Your objective: Every entry needs to be reproduced exactly.
** begin **
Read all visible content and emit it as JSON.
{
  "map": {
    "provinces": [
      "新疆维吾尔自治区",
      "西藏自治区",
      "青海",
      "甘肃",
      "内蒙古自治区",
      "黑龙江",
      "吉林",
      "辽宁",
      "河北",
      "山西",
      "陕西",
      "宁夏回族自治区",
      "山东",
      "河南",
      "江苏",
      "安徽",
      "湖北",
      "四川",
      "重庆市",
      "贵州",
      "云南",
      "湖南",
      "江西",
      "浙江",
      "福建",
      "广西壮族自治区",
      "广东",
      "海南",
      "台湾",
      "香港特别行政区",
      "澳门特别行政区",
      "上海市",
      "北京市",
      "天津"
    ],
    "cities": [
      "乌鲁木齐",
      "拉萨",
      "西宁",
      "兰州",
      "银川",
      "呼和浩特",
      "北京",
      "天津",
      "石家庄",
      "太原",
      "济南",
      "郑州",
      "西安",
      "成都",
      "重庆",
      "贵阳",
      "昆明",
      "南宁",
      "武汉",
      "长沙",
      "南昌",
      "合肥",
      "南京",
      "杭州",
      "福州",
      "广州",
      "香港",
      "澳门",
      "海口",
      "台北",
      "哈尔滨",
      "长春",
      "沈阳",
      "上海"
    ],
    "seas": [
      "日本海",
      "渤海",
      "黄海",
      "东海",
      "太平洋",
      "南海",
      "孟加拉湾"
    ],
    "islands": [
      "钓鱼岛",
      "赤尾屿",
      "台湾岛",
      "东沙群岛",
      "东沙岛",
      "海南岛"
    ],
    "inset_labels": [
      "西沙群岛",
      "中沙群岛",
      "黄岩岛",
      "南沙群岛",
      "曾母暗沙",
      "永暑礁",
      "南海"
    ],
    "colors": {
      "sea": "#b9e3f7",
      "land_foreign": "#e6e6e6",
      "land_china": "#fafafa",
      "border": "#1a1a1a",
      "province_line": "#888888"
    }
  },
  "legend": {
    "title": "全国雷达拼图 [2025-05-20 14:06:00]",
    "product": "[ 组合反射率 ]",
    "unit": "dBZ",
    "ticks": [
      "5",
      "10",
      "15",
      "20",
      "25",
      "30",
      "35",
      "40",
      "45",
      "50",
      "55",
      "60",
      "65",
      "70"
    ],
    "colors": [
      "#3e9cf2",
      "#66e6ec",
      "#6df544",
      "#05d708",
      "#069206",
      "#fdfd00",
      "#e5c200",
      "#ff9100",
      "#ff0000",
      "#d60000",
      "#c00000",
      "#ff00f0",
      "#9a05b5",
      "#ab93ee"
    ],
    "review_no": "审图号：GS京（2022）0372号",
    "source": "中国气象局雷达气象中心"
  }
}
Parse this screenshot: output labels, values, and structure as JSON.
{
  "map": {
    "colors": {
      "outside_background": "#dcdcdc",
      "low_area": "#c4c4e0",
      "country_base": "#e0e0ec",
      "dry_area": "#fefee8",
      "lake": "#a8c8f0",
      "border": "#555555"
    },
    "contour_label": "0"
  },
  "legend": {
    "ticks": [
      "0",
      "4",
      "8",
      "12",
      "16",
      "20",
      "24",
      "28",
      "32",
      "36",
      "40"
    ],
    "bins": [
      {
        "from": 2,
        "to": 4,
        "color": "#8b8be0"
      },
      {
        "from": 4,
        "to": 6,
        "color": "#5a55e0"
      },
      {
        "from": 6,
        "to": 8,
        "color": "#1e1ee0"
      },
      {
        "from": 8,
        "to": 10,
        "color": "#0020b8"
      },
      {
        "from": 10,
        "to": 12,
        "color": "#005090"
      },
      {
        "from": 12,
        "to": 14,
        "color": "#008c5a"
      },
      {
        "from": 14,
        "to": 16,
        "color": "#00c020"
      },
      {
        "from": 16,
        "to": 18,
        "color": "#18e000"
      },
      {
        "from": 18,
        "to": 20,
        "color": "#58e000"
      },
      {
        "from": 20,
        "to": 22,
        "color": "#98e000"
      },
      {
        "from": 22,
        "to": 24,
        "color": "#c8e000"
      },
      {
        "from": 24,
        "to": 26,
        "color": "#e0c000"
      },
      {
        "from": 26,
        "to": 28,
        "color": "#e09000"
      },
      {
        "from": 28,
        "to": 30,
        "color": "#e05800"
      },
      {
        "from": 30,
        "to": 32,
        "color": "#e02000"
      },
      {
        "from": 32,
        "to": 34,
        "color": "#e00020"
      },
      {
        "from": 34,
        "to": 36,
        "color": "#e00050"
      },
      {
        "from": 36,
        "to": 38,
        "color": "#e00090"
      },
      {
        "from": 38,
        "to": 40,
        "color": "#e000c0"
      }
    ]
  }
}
** end **
Correct answer:
Read all visible content and emit it as JSON.
{
  "map": {
    "provinces": [
      "新疆维吾尔自治区",
      "西藏自治区",
      "青海",
      "甘肃",
      "内蒙古自治区",
      "黑龙江",
      "吉林",
      "辽宁",
      "河北",
      "山西",
      "陕西",
      "宁夏回族自治区",
      "山东",
      "河南",
      "江苏",
      "安徽",
      "湖北",
      "四川",
      "重庆市",
      "贵州",
      "云南",
      "湖南",
      "江西",
      "浙江",
      "福建",
      "广西壮族自治区",
      "广东",
      "海南",
      "台湾",
      "香港特别行政区",
      "澳门特别行政区",
      "上海市",
      "北京市",
      "天津"
    ],
    "cities": [
      "乌鲁木齐",
      "拉萨",
      "西宁",
      "兰州",
      "银川",
      "呼和浩特",
      "北京",
      "天津",
      "石家庄",
      "太原",
      "济南",
      "郑州",
      "西安",
      "成都",
      "重庆",
      "贵阳",
      "昆明",
      "南宁",
      "武汉",
      "长沙",
      "南昌",
      "合肥",
      "南京",
      "杭州",
      "福州",
      "广州",
      "香港",
      "澳门",
      "海口",
      "台北",
      "哈尔滨",
      "长春",
      "沈阳",
      "上海"
    ],
    "seas": [
      "日本海",
      "渤海",
      "黄海",
      "东海",
      "太平洋",
      "南海",
      "孟加拉湾"
    ],
    "islands": [
      "钓鱼岛",
      "赤尾屿",
      "台湾岛",
      "东沙群岛",
      "东沙岛",
      "海南岛"
    ],
    "inset_labels": [
      "西沙群岛",
      "中沙群岛",
      "黄岩岛",
      "南沙群岛",
      "曾母暗沙",
      "永暑礁",
      "南海"
    ],
    "colors": {
      "sea": "#b9e3f7",
      "land_foreign": "#e6e6e6",
      "land_china": "#fafafa",
      "border": "#1a1a1a",
      "province_line": "#888888"
    }
  },
  "legend": {
    "title": "全国雷达拼图 [2025-05-20 14:06:00]",
    "product": "[ 组合反射率 ]",
    "unit": "dBZ",
    "ticks": [
      "5",
      "10",
      "15",
      "20",
      "25",
      "30",
      "35",
      "40",
      "45",
      "50",
      "55",
      "60",
      "65",
      "70"
    ],
    "colors": [
      "#3e9cf2",
      "#66e6ec",
      "#6df544",
      "#05d708",
      "#069206",
      "#fdfd00",
      "#e5c200",
      "#ff9100",
      "#ff0000",
      "#d60000",
      "#c00000",
      "#ff00f0",
      "#9a05b5",
      "#ab93ee"
    ],
    "review_no": "审图号：GS京（2022）0372号",
    "source": "中国气象局雷达气象中心"
  }
}
Parse this screenshot: output labels, values, and structure as JSON.
{
  "map": {
    "colors": {
      "outside_background": "#dcdcdc",
      "low_area": "#c4c4e0",
      "country_base": "#e0e0ec",
      "dry_area": "#fefee8",
      "lake": "#a8c8f0",
      "border": "#555555"
    },
    "contour_label": "0"
  },
  "legend": {
    "ticks": [
      "0",
      "4",
      "8",
      "12",
      "16",
      "20",
      "24",
      "28",
      "32",
      "36",
      "40"
    ],
    "bins": [
      {
        "from": 2,
        "to": 4,
        "color": "#8b8be0"
      },
      {
        "from": 4,
        "to": 6,
        "color": "#5a55e0"
      },
      {
        "from": 6,
        "to": 8,
        "color": "#1e1ee0"
      },
      {
        "from": 8,
        "to": 10,
        "color": "#0020b8"
      },
      {
        "from": 10,
        "to": 12,
        "color": "#005090"
      },
      {
        "from": 12,
        "to": 14,
        "color": "#008c5a"
      },
      {
        "from": 14,
        "to": 16,
        "color": "#00c020"
      },
      {
        "from": 16,
        "to": 18,
        "color": "#18e000"
      },
      {
        "from": 18,
        "to": 20,
        "color": "#58e000"
      },
      {
        "from": 20,
        "to": 22,
        "color": "#98e000"
      },
      {
        "from": 22,
        "to": 24,
        "color": "#c8e000"
      },
      {
        "from": 24,
        "to": 26,
        "color": "#e0c000"
      },
      {
        "from": 26,
        "to": 28,
        "color": "#e09000"
      },
      {
        "from": 28,
        "to": 30,
        "color": "#e05800"
      },
      {
        "from": 30,
        "to": 32,
        "color": "#e02000"
      },
      {
        "from": 32,
        "to": 34,
        "color": "#e00020"
      },
      {
        "from": 34,
        "to": 36,
        "color": "#e00050"
      },
      {
        "from": 36,
        "to": 38,
        "color": "#e00090"
      },
      {
        "from": 38,
        "to": 40,
        "color": "#e000c0"
      }
    ]
  }
}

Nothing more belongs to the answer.